(Figure record listings)
===
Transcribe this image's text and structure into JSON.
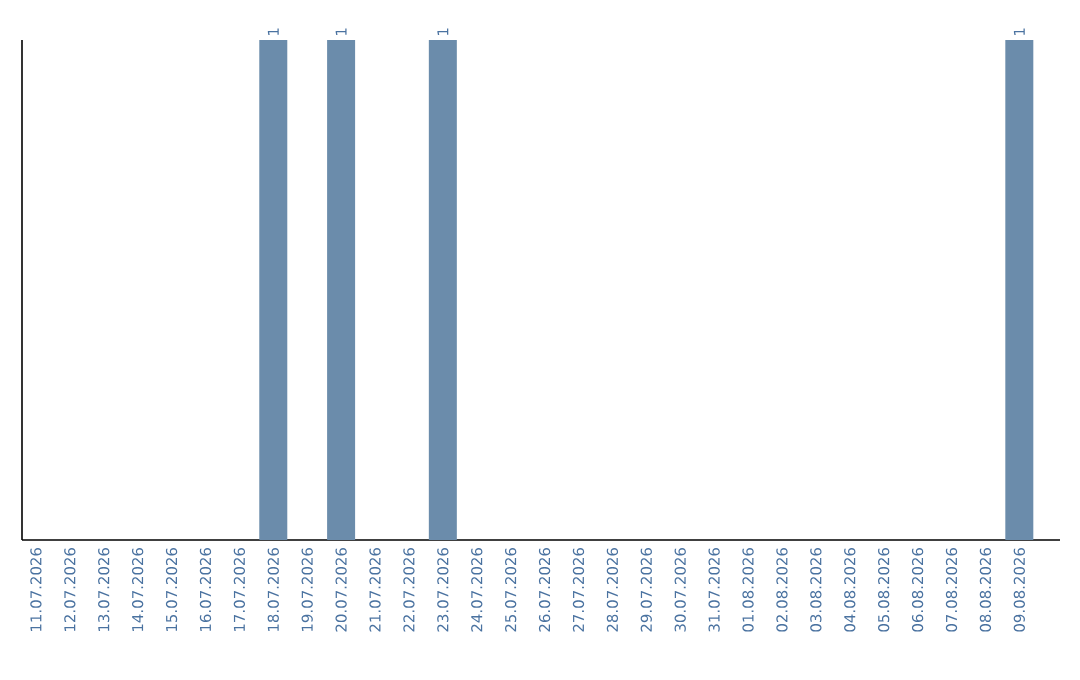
{
  "chart_data": {
    "type": "bar",
    "categories": [
      "11.07.2026",
      "12.07.2026",
      "13.07.2026",
      "14.07.2026",
      "15.07.2026",
      "16.07.2026",
      "17.07.2026",
      "18.07.2026",
      "19.07.2026",
      "20.07.2026",
      "21.07.2026",
      "22.07.2026",
      "23.07.2026",
      "24.07.2026",
      "25.07.2026",
      "26.07.2026",
      "27.07.2026",
      "28.07.2026",
      "29.07.2026",
      "30.07.2026",
      "31.07.2026",
      "01.08.2026",
      "02.08.2026",
      "03.08.2026",
      "04.08.2026",
      "05.08.2026",
      "06.08.2026",
      "07.08.2026",
      "08.08.2026",
      "09.08.2026"
    ],
    "values": [
      0,
      0,
      0,
      0,
      0,
      0,
      0,
      1,
      0,
      1,
      0,
      0,
      1,
      0,
      0,
      0,
      0,
      0,
      0,
      0,
      0,
      0,
      0,
      0,
      0,
      0,
      0,
      0,
      0,
      1
    ],
    "value_labels": [
      null,
      null,
      null,
      null,
      null,
      null,
      null,
      "1",
      null,
      "1",
      null,
      null,
      "1",
      null,
      null,
      null,
      null,
      null,
      null,
      null,
      null,
      null,
      null,
      null,
      null,
      null,
      null,
      null,
      null,
      "1"
    ],
    "color": "#6b8cab",
    "ylim": [
      0,
      1
    ],
    "tick_labels": "x",
    "grid": false
  }
}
===
Given request: Retype all entries exactly as they appear, dropping the images.

Written solution:
Transcribe this image's text and structure into JSON.
{
  "chart_data": {
    "type": "bar",
    "categories": [
      "11.07.2026",
      "12.07.2026",
      "13.07.2026",
      "14.07.2026",
      "15.07.2026",
      "16.07.2026",
      "17.07.2026",
      "18.07.2026",
      "19.07.2026",
      "20.07.2026",
      "21.07.2026",
      "22.07.2026",
      "23.07.2026",
      "24.07.2026",
      "25.07.2026",
      "26.07.2026",
      "27.07.2026",
      "28.07.2026",
      "29.07.2026",
      "30.07.2026",
      "31.07.2026",
      "01.08.2026",
      "02.08.2026",
      "03.08.2026",
      "04.08.2026",
      "05.08.2026",
      "06.08.2026",
      "07.08.2026",
      "08.08.2026",
      "09.08.2026"
    ],
    "values": [
      0,
      0,
      0,
      0,
      0,
      0,
      0,
      1,
      0,
      1,
      0,
      0,
      1,
      0,
      0,
      0,
      0,
      0,
      0,
      0,
      0,
      0,
      0,
      0,
      0,
      0,
      0,
      0,
      0,
      1
    ],
    "value_labels": [
      null,
      null,
      null,
      null,
      null,
      null,
      null,
      "1",
      null,
      "1",
      null,
      null,
      "1",
      null,
      null,
      null,
      null,
      null,
      null,
      null,
      null,
      null,
      null,
      null,
      null,
      null,
      null,
      null,
      null,
      "1"
    ],
    "color": "#6b8cab",
    "ylim": [
      0,
      1
    ],
    "tick_labels": "x",
    "grid": false
  }
}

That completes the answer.